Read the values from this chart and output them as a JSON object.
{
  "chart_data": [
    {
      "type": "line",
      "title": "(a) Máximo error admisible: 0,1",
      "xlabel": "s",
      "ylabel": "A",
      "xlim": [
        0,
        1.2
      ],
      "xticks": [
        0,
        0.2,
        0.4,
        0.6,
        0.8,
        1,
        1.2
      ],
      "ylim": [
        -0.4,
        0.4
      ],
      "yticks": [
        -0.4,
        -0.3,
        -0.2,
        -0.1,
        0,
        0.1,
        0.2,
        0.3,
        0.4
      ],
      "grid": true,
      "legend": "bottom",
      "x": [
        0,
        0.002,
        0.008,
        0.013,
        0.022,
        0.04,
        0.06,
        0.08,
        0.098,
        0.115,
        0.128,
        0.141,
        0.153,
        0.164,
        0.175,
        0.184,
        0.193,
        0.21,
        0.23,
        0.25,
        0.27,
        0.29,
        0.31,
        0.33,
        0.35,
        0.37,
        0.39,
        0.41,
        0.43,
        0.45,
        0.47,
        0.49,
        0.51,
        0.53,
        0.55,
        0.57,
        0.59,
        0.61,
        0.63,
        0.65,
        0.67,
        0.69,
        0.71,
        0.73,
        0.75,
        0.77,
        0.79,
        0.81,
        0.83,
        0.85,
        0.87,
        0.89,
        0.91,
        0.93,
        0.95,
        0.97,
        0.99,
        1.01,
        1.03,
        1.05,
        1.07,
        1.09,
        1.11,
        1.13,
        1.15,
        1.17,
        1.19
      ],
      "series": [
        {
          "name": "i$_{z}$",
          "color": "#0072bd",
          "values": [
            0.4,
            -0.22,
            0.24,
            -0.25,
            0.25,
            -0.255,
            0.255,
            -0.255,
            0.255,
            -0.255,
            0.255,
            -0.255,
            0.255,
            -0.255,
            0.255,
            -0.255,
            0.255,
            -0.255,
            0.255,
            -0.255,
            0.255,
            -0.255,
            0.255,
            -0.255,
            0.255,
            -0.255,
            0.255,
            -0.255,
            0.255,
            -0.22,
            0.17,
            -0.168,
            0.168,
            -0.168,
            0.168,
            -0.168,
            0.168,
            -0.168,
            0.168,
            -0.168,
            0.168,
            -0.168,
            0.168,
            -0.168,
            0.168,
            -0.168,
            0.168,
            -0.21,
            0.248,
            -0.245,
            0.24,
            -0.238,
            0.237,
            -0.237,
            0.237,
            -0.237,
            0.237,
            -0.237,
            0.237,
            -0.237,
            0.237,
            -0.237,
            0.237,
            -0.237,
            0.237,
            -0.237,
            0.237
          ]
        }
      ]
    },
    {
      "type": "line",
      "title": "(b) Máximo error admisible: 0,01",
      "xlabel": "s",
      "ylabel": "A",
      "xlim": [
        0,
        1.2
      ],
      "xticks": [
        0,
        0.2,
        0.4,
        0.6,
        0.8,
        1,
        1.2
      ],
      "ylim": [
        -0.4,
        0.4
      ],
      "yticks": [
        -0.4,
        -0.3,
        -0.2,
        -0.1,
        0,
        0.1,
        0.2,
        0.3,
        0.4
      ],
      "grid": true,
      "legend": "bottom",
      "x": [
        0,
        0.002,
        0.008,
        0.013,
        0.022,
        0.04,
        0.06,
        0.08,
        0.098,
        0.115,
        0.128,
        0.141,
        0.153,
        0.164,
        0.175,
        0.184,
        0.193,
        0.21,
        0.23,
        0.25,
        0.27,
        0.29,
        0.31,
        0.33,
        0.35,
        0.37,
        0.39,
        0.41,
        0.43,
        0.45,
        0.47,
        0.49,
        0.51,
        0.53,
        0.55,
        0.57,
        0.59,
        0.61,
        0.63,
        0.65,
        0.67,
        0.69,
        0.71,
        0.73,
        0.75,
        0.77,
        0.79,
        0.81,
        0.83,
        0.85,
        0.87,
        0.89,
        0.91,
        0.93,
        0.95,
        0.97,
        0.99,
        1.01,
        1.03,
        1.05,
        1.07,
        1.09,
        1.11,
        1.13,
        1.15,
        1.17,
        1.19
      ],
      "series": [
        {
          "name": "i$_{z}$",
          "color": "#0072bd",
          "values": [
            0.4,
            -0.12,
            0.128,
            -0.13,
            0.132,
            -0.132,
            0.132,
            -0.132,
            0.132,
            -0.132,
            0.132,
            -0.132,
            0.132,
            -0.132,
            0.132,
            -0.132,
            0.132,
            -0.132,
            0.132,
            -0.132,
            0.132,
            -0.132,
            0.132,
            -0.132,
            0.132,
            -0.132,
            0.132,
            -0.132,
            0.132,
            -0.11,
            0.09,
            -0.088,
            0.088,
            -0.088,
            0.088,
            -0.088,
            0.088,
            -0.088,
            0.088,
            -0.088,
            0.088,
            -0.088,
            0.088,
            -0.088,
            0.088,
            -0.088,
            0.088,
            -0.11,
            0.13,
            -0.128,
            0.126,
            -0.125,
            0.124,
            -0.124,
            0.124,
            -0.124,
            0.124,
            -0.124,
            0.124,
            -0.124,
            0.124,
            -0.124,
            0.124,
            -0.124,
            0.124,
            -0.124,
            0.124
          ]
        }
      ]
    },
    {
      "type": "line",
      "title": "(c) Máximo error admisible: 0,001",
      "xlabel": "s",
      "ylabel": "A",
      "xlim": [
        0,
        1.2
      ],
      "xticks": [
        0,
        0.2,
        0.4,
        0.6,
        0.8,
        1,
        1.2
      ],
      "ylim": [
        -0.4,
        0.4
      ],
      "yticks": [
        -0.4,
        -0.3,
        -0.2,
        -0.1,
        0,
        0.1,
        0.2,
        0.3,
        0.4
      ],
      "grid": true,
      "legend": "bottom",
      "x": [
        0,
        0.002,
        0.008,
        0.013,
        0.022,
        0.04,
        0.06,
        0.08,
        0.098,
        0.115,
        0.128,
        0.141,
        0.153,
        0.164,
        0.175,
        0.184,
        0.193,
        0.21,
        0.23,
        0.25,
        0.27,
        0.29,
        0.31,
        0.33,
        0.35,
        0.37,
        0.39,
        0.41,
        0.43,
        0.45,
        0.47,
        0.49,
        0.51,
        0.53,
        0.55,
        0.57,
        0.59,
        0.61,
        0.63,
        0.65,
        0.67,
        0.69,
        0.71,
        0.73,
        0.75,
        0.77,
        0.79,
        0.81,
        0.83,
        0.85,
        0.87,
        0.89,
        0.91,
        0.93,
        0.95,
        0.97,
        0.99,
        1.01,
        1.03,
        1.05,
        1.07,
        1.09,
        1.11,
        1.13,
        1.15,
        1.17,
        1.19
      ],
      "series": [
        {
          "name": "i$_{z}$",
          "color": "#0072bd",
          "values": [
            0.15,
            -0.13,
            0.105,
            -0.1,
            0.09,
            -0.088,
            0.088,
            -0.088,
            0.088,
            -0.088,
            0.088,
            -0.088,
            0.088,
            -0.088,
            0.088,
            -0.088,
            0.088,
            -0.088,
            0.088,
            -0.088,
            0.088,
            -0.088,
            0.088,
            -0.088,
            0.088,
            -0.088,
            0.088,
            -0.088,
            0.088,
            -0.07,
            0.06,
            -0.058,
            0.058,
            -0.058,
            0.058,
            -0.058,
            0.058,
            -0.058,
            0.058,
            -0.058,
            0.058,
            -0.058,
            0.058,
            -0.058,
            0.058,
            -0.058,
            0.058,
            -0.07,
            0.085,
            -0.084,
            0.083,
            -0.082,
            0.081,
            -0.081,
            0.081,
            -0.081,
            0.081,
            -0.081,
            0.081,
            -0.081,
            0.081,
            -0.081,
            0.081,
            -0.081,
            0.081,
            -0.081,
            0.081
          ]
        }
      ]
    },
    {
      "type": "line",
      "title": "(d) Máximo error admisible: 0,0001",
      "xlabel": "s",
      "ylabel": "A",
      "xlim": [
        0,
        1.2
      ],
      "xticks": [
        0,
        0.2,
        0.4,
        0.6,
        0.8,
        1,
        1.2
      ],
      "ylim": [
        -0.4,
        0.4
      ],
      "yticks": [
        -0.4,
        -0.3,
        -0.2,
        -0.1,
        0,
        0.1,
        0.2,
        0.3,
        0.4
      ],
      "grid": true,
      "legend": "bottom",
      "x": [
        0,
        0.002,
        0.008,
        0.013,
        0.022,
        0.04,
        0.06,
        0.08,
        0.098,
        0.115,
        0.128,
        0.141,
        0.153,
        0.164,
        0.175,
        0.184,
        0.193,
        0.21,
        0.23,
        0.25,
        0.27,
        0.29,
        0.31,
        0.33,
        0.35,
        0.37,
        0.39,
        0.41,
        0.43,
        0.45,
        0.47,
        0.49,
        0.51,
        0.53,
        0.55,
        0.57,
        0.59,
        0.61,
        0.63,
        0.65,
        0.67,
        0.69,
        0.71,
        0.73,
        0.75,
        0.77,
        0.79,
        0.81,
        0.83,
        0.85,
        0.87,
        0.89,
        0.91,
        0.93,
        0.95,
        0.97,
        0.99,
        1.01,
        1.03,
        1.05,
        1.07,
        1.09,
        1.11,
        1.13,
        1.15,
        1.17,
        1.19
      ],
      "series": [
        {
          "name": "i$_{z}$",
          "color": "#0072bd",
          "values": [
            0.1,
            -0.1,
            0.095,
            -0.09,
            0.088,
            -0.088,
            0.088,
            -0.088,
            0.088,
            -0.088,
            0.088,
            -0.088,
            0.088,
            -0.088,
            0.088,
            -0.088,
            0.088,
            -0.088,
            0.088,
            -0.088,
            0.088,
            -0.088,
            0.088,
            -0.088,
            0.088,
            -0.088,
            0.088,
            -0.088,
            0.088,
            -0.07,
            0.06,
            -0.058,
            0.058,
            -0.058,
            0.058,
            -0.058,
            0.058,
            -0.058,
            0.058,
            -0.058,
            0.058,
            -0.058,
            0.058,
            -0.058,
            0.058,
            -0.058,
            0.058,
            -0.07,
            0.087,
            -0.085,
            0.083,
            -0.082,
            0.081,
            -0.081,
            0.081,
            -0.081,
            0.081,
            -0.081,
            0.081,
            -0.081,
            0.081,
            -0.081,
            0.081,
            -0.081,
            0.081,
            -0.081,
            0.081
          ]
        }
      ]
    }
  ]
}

Requirement -
Using the records above, select and copy every line that has the word "admisible".

Answer to this problem -
      "title": "(a) Máximo error admisible: 0,1",
      "title": "(b) Máximo error admisible: 0,01",
      "title": "(c) Máximo error admisible: 0,001",
      "title": "(d) Máximo error admisible: 0,0001",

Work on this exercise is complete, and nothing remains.